[Rows from a dataset]

-----

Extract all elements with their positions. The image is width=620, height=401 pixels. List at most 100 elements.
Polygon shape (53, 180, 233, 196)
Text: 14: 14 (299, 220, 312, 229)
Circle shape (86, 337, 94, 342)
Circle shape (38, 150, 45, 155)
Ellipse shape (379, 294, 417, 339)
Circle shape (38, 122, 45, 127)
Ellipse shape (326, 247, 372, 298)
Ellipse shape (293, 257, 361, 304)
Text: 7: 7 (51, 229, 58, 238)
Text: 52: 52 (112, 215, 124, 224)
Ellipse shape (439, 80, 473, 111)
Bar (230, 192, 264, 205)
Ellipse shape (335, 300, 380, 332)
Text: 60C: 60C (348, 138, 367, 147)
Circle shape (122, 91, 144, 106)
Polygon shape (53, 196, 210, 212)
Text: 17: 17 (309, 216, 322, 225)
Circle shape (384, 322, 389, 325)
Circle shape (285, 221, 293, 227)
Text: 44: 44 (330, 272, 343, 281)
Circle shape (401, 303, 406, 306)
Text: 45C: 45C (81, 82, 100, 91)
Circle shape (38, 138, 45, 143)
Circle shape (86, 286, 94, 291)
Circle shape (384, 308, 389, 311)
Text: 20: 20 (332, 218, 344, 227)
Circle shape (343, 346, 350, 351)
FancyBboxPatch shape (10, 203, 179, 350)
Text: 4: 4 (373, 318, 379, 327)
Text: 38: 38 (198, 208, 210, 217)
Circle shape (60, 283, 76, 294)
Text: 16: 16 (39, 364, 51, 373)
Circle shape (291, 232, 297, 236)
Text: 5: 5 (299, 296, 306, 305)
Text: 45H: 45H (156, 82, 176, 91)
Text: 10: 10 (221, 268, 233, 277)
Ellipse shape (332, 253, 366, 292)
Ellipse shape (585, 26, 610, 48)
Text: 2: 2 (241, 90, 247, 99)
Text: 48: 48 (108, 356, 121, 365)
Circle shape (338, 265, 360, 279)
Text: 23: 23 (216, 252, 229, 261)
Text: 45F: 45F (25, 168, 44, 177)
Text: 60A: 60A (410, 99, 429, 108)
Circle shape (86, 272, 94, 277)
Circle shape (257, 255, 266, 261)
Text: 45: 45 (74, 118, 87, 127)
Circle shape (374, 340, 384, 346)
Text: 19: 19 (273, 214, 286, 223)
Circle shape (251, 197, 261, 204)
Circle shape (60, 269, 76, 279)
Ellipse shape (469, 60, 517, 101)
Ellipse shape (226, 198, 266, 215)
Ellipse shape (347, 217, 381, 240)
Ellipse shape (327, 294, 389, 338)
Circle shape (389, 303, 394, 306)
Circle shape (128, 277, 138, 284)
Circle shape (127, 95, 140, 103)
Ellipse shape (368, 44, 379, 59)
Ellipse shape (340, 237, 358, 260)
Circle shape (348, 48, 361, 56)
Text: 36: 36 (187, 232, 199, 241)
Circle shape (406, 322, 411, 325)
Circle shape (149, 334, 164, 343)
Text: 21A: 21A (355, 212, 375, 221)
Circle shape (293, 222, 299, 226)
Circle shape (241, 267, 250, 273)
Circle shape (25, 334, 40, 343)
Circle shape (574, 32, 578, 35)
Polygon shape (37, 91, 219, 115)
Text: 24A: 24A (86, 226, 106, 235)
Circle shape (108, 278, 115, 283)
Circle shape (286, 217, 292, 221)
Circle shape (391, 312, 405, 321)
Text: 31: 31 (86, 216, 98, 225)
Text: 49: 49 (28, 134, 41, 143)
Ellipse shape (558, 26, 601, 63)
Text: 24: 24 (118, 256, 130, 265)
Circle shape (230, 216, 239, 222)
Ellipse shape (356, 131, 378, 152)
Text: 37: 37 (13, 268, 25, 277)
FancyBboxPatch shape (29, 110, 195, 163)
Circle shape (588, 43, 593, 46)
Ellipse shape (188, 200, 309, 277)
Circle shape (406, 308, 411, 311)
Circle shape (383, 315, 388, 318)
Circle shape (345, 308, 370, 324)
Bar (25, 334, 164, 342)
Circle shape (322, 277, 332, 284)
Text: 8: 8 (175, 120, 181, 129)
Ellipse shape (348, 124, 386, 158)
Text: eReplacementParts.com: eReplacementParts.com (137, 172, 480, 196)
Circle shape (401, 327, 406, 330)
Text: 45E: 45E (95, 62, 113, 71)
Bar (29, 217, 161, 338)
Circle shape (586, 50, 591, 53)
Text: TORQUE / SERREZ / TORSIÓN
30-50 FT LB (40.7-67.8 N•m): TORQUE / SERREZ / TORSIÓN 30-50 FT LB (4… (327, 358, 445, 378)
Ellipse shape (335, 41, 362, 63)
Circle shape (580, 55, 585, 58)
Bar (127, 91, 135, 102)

-----

> Exercise aim
Count the lines above that contain the string "Polygon", matching case exactly. Give only the number.

> Response to this task
3